**BRIEF**
Scan the data beneath this task and copy each line that includes "xlabel".

**INFORMATION SHOWN**
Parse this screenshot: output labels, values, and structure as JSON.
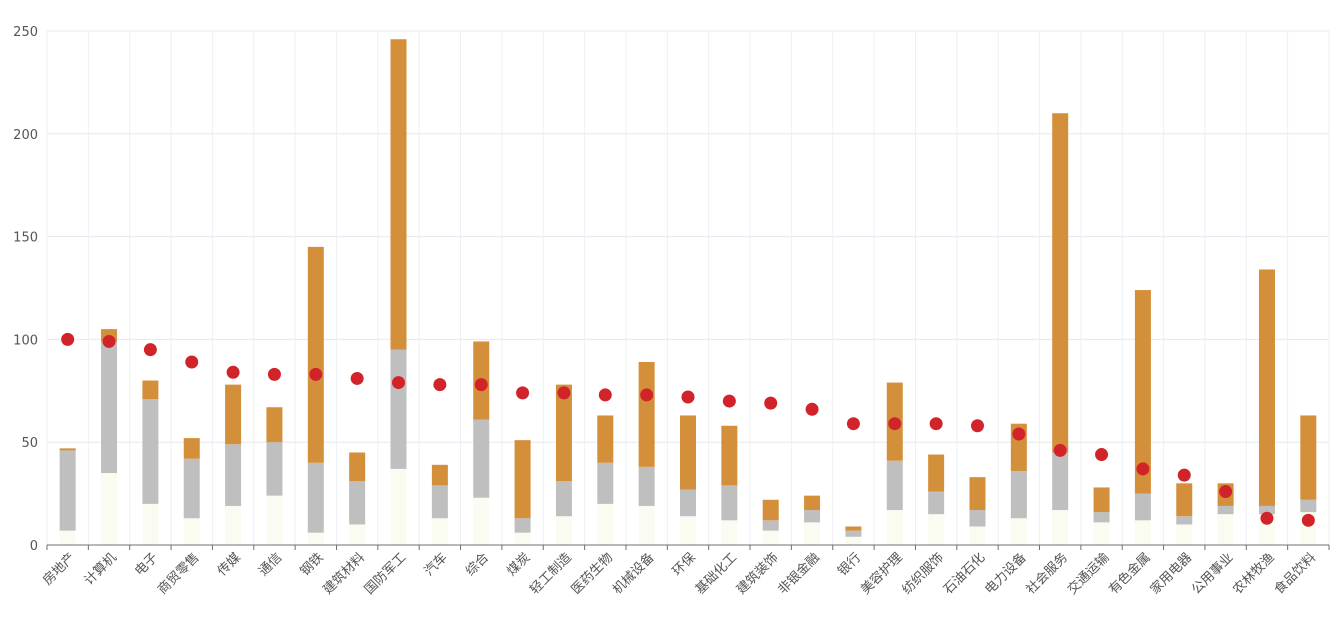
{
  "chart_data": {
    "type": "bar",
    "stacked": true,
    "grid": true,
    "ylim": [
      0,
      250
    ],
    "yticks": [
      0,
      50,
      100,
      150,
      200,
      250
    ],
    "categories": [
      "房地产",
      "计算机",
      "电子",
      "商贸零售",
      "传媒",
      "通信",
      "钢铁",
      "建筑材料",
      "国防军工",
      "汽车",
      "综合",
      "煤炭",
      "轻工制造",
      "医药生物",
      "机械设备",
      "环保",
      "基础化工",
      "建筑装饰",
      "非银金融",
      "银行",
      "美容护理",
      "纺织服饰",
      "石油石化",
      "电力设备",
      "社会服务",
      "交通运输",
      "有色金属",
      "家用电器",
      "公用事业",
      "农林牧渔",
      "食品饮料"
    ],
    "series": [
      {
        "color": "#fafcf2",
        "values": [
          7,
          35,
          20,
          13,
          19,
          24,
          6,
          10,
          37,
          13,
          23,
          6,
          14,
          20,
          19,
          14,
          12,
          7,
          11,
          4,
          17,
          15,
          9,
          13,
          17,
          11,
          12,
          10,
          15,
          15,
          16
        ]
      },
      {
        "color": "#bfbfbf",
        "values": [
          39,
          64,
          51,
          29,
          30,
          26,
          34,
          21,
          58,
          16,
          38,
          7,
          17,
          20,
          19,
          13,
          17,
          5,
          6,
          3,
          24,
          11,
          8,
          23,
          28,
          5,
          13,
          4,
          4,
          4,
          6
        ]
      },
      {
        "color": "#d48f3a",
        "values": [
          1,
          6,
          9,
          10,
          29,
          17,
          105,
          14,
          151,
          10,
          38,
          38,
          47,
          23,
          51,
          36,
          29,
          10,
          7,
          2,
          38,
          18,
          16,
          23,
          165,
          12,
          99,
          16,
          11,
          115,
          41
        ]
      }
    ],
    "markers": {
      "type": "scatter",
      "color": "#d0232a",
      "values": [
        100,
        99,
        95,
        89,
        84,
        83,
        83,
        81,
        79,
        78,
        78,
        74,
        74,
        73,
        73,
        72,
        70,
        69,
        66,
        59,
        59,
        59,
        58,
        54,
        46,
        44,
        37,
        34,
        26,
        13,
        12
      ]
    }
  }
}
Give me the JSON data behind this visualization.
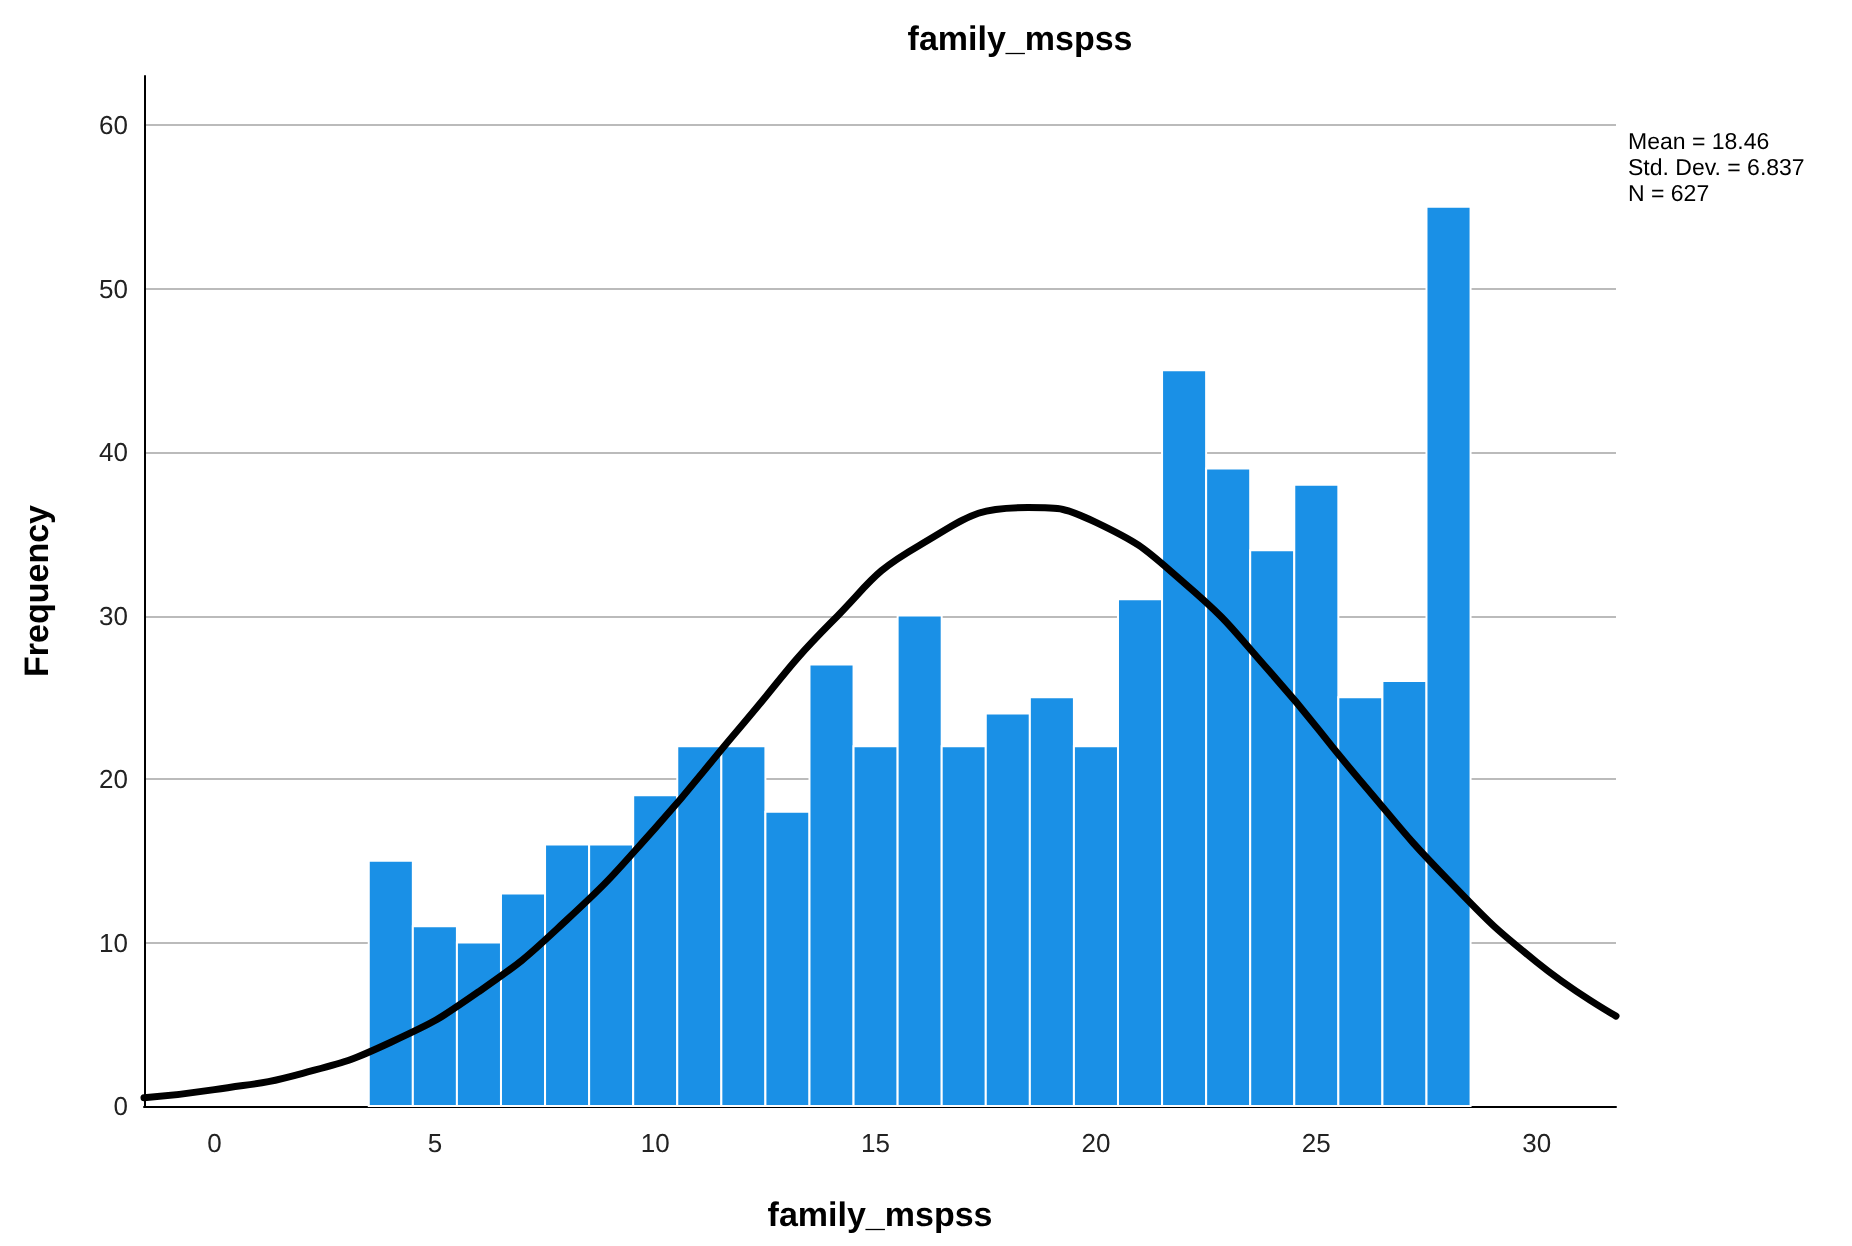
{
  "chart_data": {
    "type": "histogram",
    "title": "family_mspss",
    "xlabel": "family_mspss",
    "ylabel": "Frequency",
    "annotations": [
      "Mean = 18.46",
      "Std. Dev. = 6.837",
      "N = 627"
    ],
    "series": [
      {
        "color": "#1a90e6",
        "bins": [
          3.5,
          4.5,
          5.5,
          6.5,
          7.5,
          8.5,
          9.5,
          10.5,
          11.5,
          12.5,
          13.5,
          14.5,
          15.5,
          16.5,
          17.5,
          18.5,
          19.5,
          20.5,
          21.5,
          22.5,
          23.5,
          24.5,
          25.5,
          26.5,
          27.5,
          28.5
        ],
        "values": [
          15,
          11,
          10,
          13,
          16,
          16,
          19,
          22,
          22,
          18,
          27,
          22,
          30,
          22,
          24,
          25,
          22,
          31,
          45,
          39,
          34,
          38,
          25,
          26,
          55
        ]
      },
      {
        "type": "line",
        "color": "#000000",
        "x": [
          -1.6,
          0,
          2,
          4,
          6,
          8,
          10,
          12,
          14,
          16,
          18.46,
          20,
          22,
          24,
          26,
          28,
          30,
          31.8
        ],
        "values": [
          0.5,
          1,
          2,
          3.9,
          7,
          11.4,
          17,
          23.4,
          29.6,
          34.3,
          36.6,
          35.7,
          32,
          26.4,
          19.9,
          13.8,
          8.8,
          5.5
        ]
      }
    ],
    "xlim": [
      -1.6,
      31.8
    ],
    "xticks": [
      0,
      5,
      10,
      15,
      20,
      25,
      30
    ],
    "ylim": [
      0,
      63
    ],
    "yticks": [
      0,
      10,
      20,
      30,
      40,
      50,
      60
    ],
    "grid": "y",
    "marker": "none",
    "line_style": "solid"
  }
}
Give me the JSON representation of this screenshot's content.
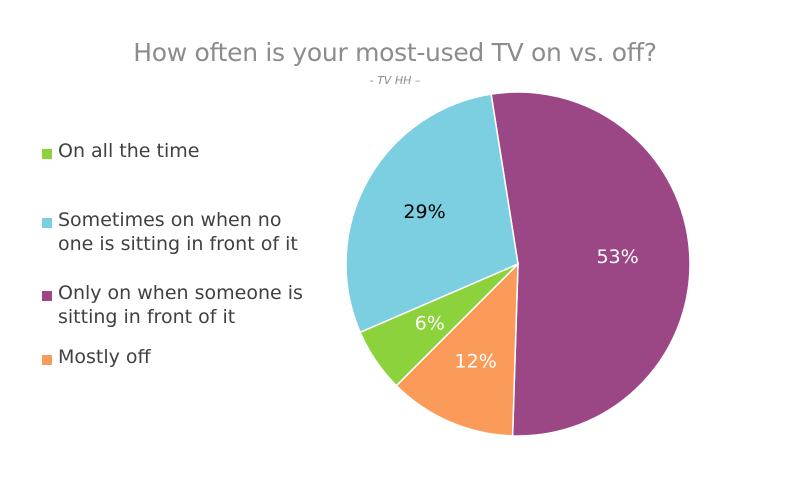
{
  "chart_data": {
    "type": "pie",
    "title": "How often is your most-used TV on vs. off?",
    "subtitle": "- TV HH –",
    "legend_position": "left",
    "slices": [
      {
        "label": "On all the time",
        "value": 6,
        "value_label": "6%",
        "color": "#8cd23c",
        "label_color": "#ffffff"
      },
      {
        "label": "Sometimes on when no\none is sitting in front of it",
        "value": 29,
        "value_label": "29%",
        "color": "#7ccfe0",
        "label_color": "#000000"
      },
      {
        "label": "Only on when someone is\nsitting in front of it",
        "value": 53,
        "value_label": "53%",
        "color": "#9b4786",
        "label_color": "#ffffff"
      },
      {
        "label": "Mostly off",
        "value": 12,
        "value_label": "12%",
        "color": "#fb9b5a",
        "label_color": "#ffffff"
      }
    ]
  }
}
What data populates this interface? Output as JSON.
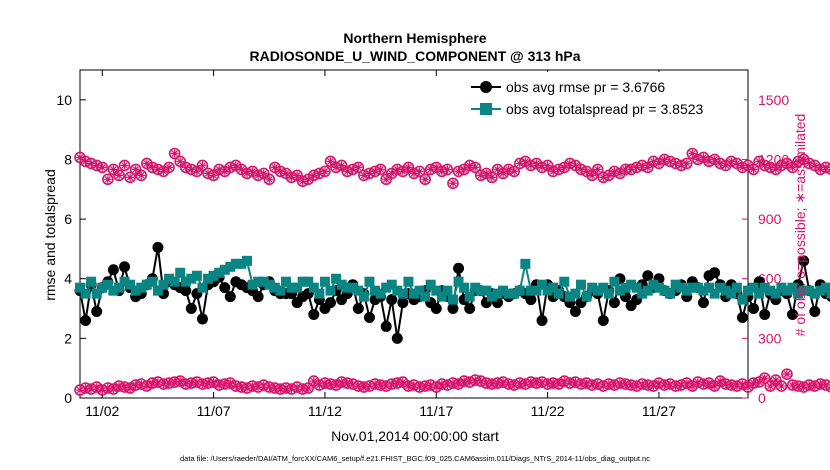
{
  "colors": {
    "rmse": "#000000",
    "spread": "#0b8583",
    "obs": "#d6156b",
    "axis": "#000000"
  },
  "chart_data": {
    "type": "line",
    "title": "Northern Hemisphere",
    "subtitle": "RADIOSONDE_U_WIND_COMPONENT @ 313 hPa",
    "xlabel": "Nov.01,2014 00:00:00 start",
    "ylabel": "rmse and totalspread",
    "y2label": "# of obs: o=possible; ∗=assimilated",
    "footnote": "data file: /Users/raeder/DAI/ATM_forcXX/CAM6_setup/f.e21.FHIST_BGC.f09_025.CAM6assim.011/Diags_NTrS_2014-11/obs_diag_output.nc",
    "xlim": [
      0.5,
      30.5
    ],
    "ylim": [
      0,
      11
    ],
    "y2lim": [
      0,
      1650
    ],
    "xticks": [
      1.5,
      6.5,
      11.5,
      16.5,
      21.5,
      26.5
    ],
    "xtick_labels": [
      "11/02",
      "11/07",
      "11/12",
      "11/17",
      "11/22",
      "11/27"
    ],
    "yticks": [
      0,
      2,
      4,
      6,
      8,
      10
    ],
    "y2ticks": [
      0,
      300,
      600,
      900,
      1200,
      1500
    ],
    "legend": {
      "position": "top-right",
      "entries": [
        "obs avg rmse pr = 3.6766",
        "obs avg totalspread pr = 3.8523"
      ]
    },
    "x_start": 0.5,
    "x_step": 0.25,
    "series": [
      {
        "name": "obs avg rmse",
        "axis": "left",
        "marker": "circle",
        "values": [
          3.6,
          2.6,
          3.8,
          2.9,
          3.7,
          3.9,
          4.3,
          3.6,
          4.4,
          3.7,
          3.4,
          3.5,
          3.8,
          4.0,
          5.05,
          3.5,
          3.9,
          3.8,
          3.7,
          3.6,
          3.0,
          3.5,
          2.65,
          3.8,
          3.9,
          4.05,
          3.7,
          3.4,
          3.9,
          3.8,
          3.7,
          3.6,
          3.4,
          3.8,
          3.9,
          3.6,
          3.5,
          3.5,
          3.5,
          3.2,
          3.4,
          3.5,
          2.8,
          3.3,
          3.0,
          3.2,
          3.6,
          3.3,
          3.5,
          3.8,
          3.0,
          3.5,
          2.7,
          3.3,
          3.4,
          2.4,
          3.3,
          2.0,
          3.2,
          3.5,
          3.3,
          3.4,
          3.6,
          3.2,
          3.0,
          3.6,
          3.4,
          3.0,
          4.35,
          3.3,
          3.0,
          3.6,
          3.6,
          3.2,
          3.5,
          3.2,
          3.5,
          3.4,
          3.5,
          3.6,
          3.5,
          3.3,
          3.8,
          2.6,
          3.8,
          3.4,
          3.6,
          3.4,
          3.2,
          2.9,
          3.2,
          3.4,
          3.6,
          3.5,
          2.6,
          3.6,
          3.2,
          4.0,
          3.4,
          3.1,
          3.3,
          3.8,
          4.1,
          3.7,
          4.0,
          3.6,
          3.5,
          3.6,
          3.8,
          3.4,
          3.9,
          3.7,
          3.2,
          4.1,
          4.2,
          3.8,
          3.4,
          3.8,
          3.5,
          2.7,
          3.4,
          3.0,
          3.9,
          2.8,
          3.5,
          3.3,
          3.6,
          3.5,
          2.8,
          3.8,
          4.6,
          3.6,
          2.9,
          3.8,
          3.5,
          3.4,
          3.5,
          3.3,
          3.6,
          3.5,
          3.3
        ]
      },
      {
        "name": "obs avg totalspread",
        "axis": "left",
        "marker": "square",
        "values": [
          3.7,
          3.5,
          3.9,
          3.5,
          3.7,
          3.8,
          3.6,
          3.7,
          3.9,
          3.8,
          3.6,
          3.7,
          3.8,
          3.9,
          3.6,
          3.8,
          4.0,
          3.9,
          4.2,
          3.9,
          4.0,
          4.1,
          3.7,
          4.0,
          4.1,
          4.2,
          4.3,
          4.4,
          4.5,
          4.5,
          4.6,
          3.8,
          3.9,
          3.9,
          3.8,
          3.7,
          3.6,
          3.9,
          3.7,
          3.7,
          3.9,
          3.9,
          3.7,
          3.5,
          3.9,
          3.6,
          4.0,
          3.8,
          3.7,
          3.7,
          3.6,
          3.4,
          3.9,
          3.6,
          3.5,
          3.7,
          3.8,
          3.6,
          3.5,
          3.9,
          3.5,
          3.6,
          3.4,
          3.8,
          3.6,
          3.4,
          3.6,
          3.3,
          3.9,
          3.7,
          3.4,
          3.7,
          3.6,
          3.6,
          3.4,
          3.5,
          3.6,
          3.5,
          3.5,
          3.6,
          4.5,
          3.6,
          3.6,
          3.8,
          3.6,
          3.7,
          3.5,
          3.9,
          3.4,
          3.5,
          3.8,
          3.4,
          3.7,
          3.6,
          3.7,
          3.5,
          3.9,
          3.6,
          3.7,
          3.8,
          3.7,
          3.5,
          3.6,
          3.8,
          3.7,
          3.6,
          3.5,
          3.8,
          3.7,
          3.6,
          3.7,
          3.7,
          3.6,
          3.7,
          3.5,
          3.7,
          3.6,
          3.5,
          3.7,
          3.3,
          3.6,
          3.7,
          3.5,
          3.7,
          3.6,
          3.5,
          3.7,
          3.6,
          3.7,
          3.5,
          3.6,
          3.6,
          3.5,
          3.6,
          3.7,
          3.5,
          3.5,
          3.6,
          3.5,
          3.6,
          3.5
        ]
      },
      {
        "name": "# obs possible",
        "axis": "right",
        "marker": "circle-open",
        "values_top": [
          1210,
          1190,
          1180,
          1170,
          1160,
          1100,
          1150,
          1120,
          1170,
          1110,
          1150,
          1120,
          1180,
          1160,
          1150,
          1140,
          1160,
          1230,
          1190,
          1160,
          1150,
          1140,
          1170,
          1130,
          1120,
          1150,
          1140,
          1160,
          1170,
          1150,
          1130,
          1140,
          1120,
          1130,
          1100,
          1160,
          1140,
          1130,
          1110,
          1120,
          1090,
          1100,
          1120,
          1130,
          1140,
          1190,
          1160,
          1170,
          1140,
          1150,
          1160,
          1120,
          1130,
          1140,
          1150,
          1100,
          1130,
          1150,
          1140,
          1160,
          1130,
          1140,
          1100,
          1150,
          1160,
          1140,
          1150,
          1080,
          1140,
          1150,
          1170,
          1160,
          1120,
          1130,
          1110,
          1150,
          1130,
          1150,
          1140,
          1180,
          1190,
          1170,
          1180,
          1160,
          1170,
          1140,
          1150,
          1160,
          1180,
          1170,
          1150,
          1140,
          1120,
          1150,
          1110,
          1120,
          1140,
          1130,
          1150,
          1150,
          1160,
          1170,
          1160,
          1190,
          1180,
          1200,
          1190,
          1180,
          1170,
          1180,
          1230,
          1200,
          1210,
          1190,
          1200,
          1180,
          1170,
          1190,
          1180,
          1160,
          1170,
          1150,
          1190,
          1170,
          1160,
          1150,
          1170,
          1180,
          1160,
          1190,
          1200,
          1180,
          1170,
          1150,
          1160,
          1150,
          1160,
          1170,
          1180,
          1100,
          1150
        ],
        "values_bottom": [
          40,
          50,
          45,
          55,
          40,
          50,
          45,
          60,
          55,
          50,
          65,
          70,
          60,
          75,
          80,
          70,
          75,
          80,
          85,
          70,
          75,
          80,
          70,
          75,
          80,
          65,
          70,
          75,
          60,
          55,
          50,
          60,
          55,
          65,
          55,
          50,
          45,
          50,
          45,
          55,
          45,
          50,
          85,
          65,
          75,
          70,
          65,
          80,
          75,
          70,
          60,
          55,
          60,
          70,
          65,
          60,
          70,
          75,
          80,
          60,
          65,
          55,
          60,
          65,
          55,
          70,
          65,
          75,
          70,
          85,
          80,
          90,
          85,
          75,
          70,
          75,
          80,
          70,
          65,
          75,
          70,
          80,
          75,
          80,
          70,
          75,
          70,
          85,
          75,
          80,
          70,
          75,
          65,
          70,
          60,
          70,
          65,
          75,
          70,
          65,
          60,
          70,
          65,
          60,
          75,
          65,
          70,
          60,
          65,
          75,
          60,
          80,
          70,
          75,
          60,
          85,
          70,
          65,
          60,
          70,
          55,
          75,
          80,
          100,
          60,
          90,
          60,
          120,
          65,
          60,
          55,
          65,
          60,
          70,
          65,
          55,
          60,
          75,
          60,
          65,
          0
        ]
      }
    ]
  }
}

**ANSWER TO THIS TASK**
    "xlabel": "family_mspss",
    "xlabel": "Nov.01,2014 00:00:00 start",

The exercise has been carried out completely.